* PROBLEM DETAILS *
Copy every line of the entries that includes the word "마이페이지".
--- START OF RECORD EXTRACTS ---
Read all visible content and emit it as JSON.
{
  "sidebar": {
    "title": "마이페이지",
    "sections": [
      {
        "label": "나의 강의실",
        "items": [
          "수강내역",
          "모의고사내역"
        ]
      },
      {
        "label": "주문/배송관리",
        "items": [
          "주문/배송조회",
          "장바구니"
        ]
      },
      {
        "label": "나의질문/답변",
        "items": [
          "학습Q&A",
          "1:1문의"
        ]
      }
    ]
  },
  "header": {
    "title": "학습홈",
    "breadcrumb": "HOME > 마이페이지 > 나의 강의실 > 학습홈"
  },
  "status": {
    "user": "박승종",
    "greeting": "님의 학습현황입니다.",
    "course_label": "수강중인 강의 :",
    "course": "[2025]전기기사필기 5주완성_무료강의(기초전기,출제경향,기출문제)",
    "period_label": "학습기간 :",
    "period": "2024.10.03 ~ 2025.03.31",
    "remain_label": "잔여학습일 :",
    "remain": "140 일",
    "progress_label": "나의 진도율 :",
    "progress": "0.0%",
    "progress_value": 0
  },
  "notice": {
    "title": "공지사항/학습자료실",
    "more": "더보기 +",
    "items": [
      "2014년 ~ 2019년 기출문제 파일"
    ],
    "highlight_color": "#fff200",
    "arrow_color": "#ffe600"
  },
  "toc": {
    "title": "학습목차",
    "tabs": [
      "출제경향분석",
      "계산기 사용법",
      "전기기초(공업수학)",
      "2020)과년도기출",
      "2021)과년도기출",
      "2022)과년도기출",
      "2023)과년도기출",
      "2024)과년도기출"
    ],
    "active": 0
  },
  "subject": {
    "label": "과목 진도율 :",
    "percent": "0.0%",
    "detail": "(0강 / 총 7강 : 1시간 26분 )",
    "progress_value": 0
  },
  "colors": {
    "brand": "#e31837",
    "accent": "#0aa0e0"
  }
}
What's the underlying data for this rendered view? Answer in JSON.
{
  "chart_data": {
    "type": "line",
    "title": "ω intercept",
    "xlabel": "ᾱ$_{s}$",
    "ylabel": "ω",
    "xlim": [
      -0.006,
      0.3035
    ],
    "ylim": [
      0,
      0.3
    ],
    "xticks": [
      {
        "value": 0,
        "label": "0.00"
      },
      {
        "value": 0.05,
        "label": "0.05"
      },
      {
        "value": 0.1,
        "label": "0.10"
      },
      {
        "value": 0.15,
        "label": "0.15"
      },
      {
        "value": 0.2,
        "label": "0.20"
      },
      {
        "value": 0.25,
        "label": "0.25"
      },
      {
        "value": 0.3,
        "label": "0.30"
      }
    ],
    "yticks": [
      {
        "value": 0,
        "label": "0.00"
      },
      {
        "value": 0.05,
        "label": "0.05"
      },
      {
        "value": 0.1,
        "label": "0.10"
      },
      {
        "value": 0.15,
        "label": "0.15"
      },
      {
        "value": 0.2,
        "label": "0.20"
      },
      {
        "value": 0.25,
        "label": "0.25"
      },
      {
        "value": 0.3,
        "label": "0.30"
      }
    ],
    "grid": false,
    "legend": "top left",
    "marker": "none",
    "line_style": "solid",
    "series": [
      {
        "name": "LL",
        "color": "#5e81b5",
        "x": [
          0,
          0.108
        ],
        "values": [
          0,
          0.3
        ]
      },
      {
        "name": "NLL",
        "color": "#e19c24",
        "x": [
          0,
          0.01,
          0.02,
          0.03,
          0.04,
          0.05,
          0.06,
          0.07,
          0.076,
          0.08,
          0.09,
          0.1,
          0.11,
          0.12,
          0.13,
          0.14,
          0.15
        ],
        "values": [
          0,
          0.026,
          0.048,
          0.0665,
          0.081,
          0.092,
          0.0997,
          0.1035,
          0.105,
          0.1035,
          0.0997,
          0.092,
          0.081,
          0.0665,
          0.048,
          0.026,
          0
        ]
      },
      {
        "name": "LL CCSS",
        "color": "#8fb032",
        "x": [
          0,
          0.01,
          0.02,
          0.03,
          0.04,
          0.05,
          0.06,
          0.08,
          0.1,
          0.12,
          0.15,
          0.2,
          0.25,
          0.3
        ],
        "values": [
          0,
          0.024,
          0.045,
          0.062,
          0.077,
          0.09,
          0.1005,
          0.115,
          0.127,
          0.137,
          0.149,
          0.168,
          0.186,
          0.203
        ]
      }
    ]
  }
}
--- END OF RECORD EXTRACTS ---
* SOLUTION FOR THIS PROBLEM *
    "title": "마이페이지",
    "breadcrumb": "HOME > 마이페이지 > 나의 강의실 > 학습홈"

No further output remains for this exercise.